→ Texto citado
= = = =

31 Outubro 2023
Profissionais de aplicativos são mais controlados, ganham menos do que os não plataformizados e trabalham mais horas por semana, diz estudo.
A reportagem é de César Fraga e Marcelo Menna Barreto, publicada por Extra Classe, 30-10-2023.
Pesquisa feita pelo o Instituto Brasileiro de Geografia e Estatística (IBGE) em cooperação técnica com a Unicamp e com o Ministério Público do Trabalho (MPT) mostra dados inéditos sobre a precarização enfrentada por trabalhadores que buscam seu sustento via plataformas digitais ou aplicativos. O estudo não só expõe como confirma a precarização do trabalho. Além disso, mostra existir mecanismos de controle das empresas dos setores de transporte e entrega de mercadorias sobre os funcionários informais por meio de punições e bônus.
Conforme a pesquisa intitulada Teletrabalho e trabalho por meio de plataformas digitais 2022 da Pesquisa Nacional por Amostra de Domicílios (PNAD) Contínua, o Brasil registrou 1,5 milhão de pessoas que trabalham via plataformas digitais e aplicativos de serviços até o 4º trimestre de 2022.
Ricardo Antunes, fundador e coordenador do Grupo de Pesquisa Mundo do Trabalho e suas Metamorfoses (GPMT), sediado no Instituto de Filosofia e Ciências Humanas (IFCH) da Unicamp é autoridade mundial nas discussões sobre os efeitos da chamada Indústria 4.0, Antunes entende que a extensa jornada dos trabalhadores por aplicativo acentua um traço que as pesquisas científicas feitas no mundo acadêmico vêm demonstrando.
Para ele, a pesquisa do MPT/Unicamp/IBGE oferece um panorama ampliado e “suas primeiras percepções já são muito expressivas”.
Uma delas é que “as jornadas de trabalho, a aparência de uma flexibilidade, de uma autonomia, é condição para que as jornadas sejam extenuantes e ilimitadas. Ou seja, os trabalhadores e as trabalhadoras em aplicativos, em particular entregadores e motoristas, trabalham até atingir a sua meta; se a sua meta o obriga a trabalhar 16, 18 horas ou até mais por dia como há depoimentos que mostram disso em nossas pesquisas, isto é feito”, diz.
Assim, ressalta, “cai por terra uma bandeira histórica da classe trabalhadora que é a jornada de oito horas e, quando excede a jornada de oito horas”.
Outro ponto que o professor registra é que nem sempre fica claro para esses trabalhadores o quanto custa esse trabalho que, em um primeiro momento, pode dar a aparência de um pagamento maior.

= = = =

→ Material extraído
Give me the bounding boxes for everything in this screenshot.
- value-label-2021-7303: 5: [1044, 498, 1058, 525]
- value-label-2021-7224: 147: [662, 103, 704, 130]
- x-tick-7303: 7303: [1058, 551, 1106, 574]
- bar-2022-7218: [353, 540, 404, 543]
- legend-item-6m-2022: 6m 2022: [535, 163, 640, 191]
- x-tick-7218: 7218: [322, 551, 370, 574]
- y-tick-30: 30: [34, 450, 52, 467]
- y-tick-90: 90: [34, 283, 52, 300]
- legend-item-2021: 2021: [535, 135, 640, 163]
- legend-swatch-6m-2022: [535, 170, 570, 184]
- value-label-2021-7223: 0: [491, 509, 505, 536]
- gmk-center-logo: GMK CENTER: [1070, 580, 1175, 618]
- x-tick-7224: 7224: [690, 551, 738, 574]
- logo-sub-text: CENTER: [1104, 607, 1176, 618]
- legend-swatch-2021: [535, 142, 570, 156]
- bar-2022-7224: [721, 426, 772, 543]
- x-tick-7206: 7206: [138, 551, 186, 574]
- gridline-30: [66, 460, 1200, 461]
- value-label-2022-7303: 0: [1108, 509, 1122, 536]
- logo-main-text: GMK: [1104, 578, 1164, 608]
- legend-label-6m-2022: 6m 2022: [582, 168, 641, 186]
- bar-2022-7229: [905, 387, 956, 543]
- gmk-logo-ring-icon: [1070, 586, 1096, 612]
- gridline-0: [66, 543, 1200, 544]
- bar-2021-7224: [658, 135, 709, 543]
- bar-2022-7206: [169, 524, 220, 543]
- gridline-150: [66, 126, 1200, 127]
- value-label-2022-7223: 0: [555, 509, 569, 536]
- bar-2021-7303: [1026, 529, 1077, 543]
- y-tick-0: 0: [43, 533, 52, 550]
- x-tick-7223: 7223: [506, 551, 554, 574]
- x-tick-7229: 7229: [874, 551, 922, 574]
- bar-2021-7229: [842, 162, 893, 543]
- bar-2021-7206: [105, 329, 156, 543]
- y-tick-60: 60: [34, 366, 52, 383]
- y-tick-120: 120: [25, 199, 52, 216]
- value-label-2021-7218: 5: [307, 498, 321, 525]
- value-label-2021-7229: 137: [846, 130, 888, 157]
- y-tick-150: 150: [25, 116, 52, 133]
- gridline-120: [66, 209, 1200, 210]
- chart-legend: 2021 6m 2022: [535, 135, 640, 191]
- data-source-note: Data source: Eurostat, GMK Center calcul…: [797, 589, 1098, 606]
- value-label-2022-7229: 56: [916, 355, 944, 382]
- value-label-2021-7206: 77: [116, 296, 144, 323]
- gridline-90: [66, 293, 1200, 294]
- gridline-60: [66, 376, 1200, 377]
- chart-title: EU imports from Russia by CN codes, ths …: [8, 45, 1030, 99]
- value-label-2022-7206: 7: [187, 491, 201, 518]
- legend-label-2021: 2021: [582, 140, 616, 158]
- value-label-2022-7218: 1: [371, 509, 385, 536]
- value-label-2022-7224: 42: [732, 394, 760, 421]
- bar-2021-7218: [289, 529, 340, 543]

= = = =

→ Exercícios propostos
1 – Reproduza fielmente o trecho da listagem que vai do seu início até a linha que contém "- x-tick-7224: 7224: [690, 551, 738, 574]", com as duas extremidades incluídas.
2 – Prossiga com o texto sobre a precarização do trabalho em aplicativos, a partir da última frase apresentada.
O texto e a listagem foram obtidos de fontes distintas.

→ Resultados
1 –
Give me the bounding boxes for everything in this screenshot.
- value-label-2021-7303: 5: [1044, 498, 1058, 525]
- value-label-2021-7224: 147: [662, 103, 704, 130]
- x-tick-7303: 7303: [1058, 551, 1106, 574]
- bar-2022-7218: [353, 540, 404, 543]
- legend-item-6m-2022: 6m 2022: [535, 163, 640, 191]
- x-tick-7218: 7218: [322, 551, 370, 574]
- y-tick-30: 30: [34, 450, 52, 467]
- y-tick-90: 90: [34, 283, 52, 300]
- legend-item-2021: 2021: [535, 135, 640, 163]
- legend-swatch-6m-2022: [535, 170, 570, 184]
- value-label-2021-7223: 0: [491, 509, 505, 536]
- gmk-center-logo: GMK CENTER: [1070, 580, 1175, 618]
- x-tick-7224: 7224: [690, 551, 738, 574]

2 –
São trabalhadores ainda com um nível maior de informalidade, diz, “quanto comparado ao conjunto dos demais assalariados”.
“Confirma as pesquisas que nós vimos fazendo. A realidade do trabalhador ‘uberizado’ é de uma intensa exploração e espoliação do seu trabalho. Eles dependem, ficam dependentes do sistema financeiro para tudo que compram ou alugam, carros, motos, etc. Ao mesmo tempo sofrem jornadas de trabalho extenuantes. Este é o ponto mais duro e que obriga a que o governo, que foi eleito com a votação majoritária de trabalhadores e de trabalhadoras mais empobrecida, que só consegue encontrar o trabalho na informalidade e dentro dos parâmetros de precarização, buscar uma solução. Inventar uma terceira categoria de trabalhadores é inaceitável, porque a CLT permite a flexibilização da jornada de trabalho desde que os direitos sejam mantidos, haja limite, haja recebimento de décimo terceiro e de férias”, conclui.
As conclusões do estudo são confirmadas por quem sente na pele o dia a dia do trabalho nos aplicativos. É o caso de Julio César Ribeiro, 55. Ele trabalha todos os dias 11 horas pedalando sua bicicleta para fazer entregas na cidade do Rio de Janeiro (RJ).
Dois anos de desemprego o levaram para o trabalho em delivery. Seus ganhos ficam entre R$ 80 e R$ 100 diários que variam conforme sua avaliação no aplicativo. Ele diz que continua procurando um emprego de carteira assinada para ter mais estabilidade.
“A gente fica muito vulnerável. Se cair e quebrar a perna e tiver que ficar dois meses sem trabalhar, não ganha nada. E é muito sacrifício. Não tem hora de comer, de beber água. Para ir ao banheiro é uma loucura. A gente ganha por entrega, se você não entregar, não ganha”, explica.
A pesquisa escancara a precarização do trabalho de trabalhadores dito “plataformizados”, e o controle exercido pelas empresas dos setores de transporte e entrega de mercadorias sobre eles.
O estudo também comparou a remuneração e a jornada de trabalho entre profissionais dos mesmos segmentos econômicos, mas que desempenham suas atividades sem o intermédio das plataformas, chamados no estudo de “não plataformizados”.
Para a procuradora Clarissa Ribeiro Schinestsck, responsável pela cooperação, o ineditismo da pesquisa representa um importante passo para subsidiar o debate envolvendo o trabalho em plataformas digitais.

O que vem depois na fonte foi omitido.